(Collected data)
****************

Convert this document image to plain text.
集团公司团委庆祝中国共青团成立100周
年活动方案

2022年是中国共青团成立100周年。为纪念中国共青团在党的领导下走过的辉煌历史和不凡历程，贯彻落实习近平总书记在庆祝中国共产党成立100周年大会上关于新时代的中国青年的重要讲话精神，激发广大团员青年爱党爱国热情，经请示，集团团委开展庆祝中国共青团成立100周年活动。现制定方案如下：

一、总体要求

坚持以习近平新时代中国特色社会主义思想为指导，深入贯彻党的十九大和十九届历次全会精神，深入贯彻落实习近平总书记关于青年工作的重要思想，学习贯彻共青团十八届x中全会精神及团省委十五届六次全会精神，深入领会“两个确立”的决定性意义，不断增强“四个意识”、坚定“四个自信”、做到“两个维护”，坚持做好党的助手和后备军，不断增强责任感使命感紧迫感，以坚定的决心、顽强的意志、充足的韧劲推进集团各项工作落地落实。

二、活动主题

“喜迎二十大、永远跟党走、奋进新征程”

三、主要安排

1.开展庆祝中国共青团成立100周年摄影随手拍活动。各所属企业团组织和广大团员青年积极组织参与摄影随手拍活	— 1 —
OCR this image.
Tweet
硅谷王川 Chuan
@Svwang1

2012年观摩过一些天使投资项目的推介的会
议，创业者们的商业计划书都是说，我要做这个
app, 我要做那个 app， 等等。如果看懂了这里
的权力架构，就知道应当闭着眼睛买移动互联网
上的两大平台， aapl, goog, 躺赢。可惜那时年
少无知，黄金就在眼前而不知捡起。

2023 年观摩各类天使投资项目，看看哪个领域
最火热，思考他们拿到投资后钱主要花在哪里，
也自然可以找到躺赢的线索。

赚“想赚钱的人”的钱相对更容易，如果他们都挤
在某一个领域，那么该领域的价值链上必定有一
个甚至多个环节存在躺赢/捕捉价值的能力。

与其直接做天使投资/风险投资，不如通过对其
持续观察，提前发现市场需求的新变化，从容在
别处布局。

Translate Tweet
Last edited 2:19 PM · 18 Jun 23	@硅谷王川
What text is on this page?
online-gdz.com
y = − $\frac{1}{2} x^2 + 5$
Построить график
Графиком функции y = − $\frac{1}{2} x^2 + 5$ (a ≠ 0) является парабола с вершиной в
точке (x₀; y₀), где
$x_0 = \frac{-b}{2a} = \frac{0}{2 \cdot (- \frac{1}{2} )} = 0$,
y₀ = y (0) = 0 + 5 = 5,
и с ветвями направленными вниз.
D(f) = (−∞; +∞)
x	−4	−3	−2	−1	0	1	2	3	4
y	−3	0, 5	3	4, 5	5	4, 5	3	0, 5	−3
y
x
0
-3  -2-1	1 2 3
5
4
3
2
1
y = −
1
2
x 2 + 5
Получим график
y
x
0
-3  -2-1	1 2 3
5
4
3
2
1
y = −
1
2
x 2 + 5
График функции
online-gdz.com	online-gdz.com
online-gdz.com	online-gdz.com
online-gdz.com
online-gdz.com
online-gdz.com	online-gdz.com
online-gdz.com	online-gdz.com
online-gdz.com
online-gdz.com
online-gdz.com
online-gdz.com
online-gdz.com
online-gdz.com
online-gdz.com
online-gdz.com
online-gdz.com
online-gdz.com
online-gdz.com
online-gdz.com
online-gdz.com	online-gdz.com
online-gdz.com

****************

● WHAT IS REQUIRED
Generate an exact reproduction of all entries.

● OUTPUT BELOW
Convert this document image to plain text.
集团公司团委庆祝中国共青团成立100周
年活动方案

2022年是中国共青团成立100周年。为纪念中国共青团在党的领导下走过的辉煌历史和不凡历程，贯彻落实习近平总书记在庆祝中国共产党成立100周年大会上关于新时代的中国青年的重要讲话精神，激发广大团员青年爱党爱国热情，经请示，集团团委开展庆祝中国共青团成立100周年活动。现制定方案如下：

一、总体要求

坚持以习近平新时代中国特色社会主义思想为指导，深入贯彻党的十九大和十九届历次全会精神，深入贯彻落实习近平总书记关于青年工作的重要思想，学习贯彻共青团十八届x中全会精神及团省委十五届六次全会精神，深入领会“两个确立”的决定性意义，不断增强“四个意识”、坚定“四个自信”、做到“两个维护”，坚持做好党的助手和后备军，不断增强责任感使命感紧迫感，以坚定的决心、顽强的意志、充足的韧劲推进集团各项工作落地落实。

二、活动主题

“喜迎二十大、永远跟党走、奋进新征程”

三、主要安排

1.开展庆祝中国共青团成立100周年摄影随手拍活动。各所属企业团组织和广大团员青年积极组织参与摄影随手拍活	— 1 —
OCR this image.
Tweet
硅谷王川 Chuan
@Svwang1

2012年观摩过一些天使投资项目的推介的会
议，创业者们的商业计划书都是说，我要做这个
app, 我要做那个 app， 等等。如果看懂了这里
的权力架构，就知道应当闭着眼睛买移动互联网
上的两大平台， aapl, goog, 躺赢。可惜那时年
少无知，黄金就在眼前而不知捡起。

2023 年观摩各类天使投资项目，看看哪个领域
最火热，思考他们拿到投资后钱主要花在哪里，
也自然可以找到躺赢的线索。

赚“想赚钱的人”的钱相对更容易，如果他们都挤
在某一个领域，那么该领域的价值链上必定有一
个甚至多个环节存在躺赢/捕捉价值的能力。

与其直接做天使投资/风险投资，不如通过对其
持续观察，提前发现市场需求的新变化，从容在
别处布局。

Translate Tweet
Last edited 2:19 PM · 18 Jun 23	@硅谷王川
What text is on this page?
online-gdz.com
y = − $\frac{1}{2} x^2 + 5$
Построить график
Графиком функции y = − $\frac{1}{2} x^2 + 5$ (a ≠ 0) является парабола с вершиной в
точке (x₀; y₀), где
$x_0 = \frac{-b}{2a} = \frac{0}{2 \cdot (- \frac{1}{2} )} = 0$,
y₀ = y (0) = 0 + 5 = 5,
и с ветвями направленными вниз.
D(f) = (−∞; +∞)
x	−4	−3	−2	−1	0	1	2	3	4
y	−3	0, 5	3	4, 5	5	4, 5	3	0, 5	−3
y
x
0
-3  -2-1	1 2 3
5
4
3
2
1
y = −
1
2
x 2 + 5
Получим график
y
x
0
-3  -2-1	1 2 3
5
4
3
2
1
y = −
1
2
x 2 + 5
График функции
online-gdz.com	online-gdz.com
online-gdz.com	online-gdz.com
online-gdz.com
online-gdz.com
online-gdz.com	online-gdz.com
online-gdz.com	online-gdz.com
online-gdz.com
online-gdz.com
online-gdz.com
online-gdz.com
online-gdz.com
online-gdz.com
online-gdz.com
online-gdz.com
online-gdz.com
online-gdz.com
online-gdz.com
online-gdz.com
online-gdz.com	online-gdz.com
online-gdz.com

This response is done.